** DOCUMENT PASSAGE **
— begin —
This value seems somewhat reasonable since it is close to the air density calculated by this real air density calculator which I'm guessing takes compressibility into account.

enter image description here

Look up air viscosity

Using this webpage for calculating air viscosity as a function of temperature, we get:

$$\mu = 29.28 \cdot 10^{-6} \space \text{Pa} \cdot \text{s}$$

Calculate Reynolds number to determine if turbulent state present

Plugging our values into the Reynolds equation, we get:

$$\text{Re} = \frac{\left( 7 \text{cm} \right) \left( 42.0 \frac{\text{m}}{\text{s}} \right) \left( 0.786 \frac{\text{kg}}{\text{m}^3} \right)}{\left( 29.28 \cdot 10^{- 6} \text{Pa} \cdot \text{s} \right)} \cdot \left( \frac{\text{m}}{100 \space \text{cm}} \right) \cdot \left( \frac{\text{Pa}}{\left( \frac{\text{kg}}{\text{s}^2 \text{m}} \right)} \right)$$

$$\text{Re} = 80,000 $$

This is well above $4,000$ and therefore the flow is turbulent.
— end —
** RAW RECORDS **
— begin —
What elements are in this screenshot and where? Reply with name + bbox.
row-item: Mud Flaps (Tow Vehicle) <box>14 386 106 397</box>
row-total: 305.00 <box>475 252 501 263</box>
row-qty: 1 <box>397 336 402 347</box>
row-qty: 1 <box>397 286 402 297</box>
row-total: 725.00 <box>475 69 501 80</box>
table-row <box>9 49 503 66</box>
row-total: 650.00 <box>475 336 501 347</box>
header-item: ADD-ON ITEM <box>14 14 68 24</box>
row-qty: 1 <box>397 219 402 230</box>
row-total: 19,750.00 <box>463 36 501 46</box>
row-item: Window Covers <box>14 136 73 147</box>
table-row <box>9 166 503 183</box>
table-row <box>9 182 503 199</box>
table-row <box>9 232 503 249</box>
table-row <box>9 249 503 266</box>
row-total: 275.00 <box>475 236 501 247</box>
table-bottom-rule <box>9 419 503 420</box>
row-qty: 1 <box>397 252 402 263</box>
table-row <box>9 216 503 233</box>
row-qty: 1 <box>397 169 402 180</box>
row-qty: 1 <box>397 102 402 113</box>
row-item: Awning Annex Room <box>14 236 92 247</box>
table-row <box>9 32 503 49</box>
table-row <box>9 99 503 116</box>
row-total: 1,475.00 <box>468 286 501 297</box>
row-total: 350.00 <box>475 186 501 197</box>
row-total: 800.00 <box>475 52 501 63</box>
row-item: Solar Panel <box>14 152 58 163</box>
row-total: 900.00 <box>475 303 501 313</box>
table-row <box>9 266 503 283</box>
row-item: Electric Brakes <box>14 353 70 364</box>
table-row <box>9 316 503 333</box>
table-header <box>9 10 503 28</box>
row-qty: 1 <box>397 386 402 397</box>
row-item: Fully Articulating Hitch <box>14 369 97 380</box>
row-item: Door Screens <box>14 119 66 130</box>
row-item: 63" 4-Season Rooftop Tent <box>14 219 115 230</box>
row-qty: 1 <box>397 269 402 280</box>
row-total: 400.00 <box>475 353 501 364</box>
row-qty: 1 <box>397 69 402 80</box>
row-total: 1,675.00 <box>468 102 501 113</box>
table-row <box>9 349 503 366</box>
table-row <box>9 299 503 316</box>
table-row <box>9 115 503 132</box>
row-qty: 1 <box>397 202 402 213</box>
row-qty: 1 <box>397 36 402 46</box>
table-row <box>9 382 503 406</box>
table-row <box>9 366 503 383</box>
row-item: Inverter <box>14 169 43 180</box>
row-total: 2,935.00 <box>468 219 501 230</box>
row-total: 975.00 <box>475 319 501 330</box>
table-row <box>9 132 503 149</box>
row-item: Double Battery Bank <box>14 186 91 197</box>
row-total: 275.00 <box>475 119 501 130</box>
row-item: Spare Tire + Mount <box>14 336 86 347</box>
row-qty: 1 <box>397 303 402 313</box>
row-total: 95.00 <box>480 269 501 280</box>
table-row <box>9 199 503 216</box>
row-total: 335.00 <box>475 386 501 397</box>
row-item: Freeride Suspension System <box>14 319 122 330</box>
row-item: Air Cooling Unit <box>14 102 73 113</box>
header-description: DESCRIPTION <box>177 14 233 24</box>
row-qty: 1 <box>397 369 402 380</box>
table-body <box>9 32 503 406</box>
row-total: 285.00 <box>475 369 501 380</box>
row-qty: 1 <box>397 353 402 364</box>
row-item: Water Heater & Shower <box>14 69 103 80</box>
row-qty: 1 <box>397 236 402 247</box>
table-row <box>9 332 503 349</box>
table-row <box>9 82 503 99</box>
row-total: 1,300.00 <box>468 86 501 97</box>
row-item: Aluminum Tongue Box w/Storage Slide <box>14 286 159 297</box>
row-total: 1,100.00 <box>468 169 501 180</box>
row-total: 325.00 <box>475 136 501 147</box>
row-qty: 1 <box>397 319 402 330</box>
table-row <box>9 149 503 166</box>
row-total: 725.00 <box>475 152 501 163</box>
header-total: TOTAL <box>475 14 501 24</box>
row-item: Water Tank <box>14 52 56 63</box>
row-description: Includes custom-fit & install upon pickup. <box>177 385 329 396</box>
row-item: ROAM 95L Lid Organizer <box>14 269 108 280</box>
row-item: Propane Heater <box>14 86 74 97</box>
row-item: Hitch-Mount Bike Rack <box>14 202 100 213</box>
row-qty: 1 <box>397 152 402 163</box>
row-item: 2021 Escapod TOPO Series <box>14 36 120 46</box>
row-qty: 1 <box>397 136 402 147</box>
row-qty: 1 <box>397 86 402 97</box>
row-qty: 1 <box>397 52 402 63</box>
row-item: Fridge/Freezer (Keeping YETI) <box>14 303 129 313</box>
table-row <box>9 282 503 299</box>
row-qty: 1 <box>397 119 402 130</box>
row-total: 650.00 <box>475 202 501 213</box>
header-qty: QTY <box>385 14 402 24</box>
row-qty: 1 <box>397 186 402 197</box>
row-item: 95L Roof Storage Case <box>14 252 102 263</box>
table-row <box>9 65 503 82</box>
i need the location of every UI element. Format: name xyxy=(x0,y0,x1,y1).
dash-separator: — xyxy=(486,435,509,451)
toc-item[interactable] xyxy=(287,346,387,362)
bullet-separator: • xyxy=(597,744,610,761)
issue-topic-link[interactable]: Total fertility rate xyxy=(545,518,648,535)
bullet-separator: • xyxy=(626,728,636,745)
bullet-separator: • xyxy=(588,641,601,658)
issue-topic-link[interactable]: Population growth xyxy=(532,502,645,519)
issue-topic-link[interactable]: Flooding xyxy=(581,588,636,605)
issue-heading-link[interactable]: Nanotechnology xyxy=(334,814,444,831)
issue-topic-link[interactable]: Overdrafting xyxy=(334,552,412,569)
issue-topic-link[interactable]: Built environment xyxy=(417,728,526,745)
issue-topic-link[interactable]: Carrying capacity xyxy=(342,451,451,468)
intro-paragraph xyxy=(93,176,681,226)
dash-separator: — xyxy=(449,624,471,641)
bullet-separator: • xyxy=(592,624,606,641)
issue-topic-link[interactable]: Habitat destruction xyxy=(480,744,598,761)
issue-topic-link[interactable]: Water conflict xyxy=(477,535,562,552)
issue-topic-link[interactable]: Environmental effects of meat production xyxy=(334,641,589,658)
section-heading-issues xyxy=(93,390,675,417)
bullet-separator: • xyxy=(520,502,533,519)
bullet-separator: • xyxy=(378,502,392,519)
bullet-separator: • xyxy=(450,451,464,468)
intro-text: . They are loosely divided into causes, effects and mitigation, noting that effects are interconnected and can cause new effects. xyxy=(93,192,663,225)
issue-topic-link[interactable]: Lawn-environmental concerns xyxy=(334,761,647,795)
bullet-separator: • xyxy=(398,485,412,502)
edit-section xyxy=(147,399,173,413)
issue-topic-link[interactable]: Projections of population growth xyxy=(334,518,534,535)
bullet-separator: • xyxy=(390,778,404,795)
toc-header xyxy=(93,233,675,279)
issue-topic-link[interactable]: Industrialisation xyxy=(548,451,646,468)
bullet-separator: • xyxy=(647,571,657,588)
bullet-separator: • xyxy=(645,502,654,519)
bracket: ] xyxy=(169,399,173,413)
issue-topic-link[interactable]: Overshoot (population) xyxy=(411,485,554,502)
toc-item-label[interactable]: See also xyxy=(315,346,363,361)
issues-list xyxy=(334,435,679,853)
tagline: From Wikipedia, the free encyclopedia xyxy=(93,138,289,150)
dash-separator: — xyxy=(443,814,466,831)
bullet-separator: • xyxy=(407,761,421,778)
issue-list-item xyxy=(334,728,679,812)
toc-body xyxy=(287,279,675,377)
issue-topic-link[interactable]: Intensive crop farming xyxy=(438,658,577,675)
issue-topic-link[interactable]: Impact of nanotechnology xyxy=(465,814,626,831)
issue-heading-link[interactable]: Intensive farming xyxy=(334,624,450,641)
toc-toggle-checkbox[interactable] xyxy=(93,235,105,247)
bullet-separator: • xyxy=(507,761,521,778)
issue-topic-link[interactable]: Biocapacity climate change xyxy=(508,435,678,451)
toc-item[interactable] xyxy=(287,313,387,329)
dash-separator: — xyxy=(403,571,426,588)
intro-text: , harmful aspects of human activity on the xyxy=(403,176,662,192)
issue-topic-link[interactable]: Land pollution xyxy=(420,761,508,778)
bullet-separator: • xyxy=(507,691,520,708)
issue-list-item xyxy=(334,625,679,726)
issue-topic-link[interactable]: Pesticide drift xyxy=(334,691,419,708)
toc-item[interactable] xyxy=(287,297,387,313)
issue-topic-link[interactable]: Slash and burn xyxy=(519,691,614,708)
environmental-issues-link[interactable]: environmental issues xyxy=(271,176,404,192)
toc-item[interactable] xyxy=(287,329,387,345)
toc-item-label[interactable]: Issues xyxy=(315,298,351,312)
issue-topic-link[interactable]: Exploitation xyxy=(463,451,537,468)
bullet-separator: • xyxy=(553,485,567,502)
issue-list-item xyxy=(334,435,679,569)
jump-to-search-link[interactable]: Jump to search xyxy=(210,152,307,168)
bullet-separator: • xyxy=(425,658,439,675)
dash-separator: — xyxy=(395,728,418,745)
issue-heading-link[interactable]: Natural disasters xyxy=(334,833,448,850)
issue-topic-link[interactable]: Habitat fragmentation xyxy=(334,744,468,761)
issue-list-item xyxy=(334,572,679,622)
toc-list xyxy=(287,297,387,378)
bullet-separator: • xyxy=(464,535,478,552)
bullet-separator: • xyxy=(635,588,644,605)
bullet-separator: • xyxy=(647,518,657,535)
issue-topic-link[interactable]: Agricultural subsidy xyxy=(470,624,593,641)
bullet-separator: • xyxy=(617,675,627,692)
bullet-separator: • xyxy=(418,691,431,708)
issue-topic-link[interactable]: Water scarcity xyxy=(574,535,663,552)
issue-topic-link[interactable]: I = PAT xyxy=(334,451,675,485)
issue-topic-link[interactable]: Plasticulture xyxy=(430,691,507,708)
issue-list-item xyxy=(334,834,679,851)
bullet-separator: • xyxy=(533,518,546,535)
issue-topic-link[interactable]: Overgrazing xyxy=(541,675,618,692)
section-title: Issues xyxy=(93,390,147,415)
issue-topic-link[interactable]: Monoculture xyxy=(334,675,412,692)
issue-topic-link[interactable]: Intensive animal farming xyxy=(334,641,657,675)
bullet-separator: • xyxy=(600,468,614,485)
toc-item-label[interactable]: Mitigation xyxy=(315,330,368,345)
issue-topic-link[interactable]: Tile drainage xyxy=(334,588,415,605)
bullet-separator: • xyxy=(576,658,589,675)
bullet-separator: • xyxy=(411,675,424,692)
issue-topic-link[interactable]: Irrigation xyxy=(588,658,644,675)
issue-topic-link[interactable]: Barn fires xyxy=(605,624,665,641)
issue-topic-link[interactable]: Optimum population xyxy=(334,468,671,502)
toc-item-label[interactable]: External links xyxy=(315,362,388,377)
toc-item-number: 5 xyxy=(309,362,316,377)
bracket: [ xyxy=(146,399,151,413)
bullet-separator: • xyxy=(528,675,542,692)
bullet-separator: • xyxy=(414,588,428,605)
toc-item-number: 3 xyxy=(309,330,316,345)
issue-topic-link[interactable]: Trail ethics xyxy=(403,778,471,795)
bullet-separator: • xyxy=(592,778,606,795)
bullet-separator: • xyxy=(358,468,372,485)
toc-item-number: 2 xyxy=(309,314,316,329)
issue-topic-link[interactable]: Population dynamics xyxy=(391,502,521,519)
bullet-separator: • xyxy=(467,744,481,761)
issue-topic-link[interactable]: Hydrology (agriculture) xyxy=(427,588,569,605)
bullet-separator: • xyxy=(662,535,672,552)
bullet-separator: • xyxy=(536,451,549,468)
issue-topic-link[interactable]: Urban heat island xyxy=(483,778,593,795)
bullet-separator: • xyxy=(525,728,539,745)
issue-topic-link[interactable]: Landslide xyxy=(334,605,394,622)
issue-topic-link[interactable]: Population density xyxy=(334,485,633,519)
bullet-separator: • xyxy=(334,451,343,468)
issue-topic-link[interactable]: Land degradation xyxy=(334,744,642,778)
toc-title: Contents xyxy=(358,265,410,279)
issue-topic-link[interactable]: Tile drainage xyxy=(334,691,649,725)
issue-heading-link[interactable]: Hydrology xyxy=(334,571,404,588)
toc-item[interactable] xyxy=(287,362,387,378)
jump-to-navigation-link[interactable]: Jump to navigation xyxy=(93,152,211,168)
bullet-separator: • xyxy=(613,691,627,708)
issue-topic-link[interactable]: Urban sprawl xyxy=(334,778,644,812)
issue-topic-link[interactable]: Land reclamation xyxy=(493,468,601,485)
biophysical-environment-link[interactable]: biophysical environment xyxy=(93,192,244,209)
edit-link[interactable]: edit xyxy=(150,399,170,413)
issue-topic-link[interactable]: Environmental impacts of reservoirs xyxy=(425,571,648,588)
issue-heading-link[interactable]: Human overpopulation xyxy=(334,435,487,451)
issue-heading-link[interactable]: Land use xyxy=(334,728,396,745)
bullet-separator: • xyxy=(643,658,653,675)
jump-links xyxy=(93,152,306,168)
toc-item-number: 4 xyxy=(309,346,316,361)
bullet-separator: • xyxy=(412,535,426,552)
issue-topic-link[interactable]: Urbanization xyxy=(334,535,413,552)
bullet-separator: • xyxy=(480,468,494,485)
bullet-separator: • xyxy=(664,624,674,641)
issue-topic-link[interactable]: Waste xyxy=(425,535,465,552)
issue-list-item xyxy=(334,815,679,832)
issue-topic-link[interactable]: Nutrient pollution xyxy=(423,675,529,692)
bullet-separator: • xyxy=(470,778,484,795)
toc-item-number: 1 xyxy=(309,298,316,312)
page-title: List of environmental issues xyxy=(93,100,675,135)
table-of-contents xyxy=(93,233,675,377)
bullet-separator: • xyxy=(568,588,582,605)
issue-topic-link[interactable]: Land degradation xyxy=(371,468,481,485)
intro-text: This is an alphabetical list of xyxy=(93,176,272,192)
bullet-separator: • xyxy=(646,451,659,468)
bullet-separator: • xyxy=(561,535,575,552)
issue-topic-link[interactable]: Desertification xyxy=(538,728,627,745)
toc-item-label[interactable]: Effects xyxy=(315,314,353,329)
— end —
** DIRECTION 1 **
In the air flow calculation, rewrite the paragraph that begins "This value seems somewhat reasonable" more briefly, keeping its main facts.
** DIRECTION 2 **
What air viscosity does the air flow calculation use?
** DIRECTION 3 **
Proceed with the air flow calculation from where it stops.
The items are not needed for any of this work.

** ANSWER 1 **
The value looks reasonable because it is close to the result of a real air density calculator, which probably accounts for compressibility.

** ANSWER 2 **
It uses 29.28 × 10⁻⁶ Pa·s.

** ANSWER 3 **
Calculate mass flow rate

Since we're given average velocity $\bar{V}$, pipe diameter $D=(7 \space \text{cm})$, and density $\rho$, we can calculate mass flow rate $\dot{m}$ like so:

$$\dot{m} = (\text{volumetric flow rate}) \cdot (\text{density})$$

$$\dot{m} = (\bar{V} \cdot A) \cdot (\rho)$$

$$\dot{m} = (42.0 \frac{\text{m}}{\text{s}}) \cdot (\pi \cdot \left( \frac{7 \space \text{cm}}{2} \right)^2 ) \cdot (0.786 \frac{kg}{\text{m}^3}) \cdot \left( \frac{\text{m}}{100 \space \text{cm}} \right)^2$$

$$\dot{m} = 0.127 \frac{\text{kg}}{\text{s}} $$

Apply Bernoulli equation

Since each term in the Bernoulli equation is in units of energy per unit mass (but with the actual mass factor divided out), all you need to do to calculate kinetic energy is to multiply the mass flow rate by the kinetic energy term, $\alpha \frac{\bar{V}}{2}$,from one side of the Bernoulli equation.

$$\text{K.E.} = \dot{m} \cdot \frac{\alpha \bar{V}^2}{2} $$

This makes sense from a physics perspective because kinetic energy of any object is proportional to its mass multiplied by its velocity squared. Here, the constant of proportionality is $\frac{\alpha}{2}$.

Because flow is turbulent ($\text{Re}>4000$) we can set $\alpha=1.0$, simplifying our calculation.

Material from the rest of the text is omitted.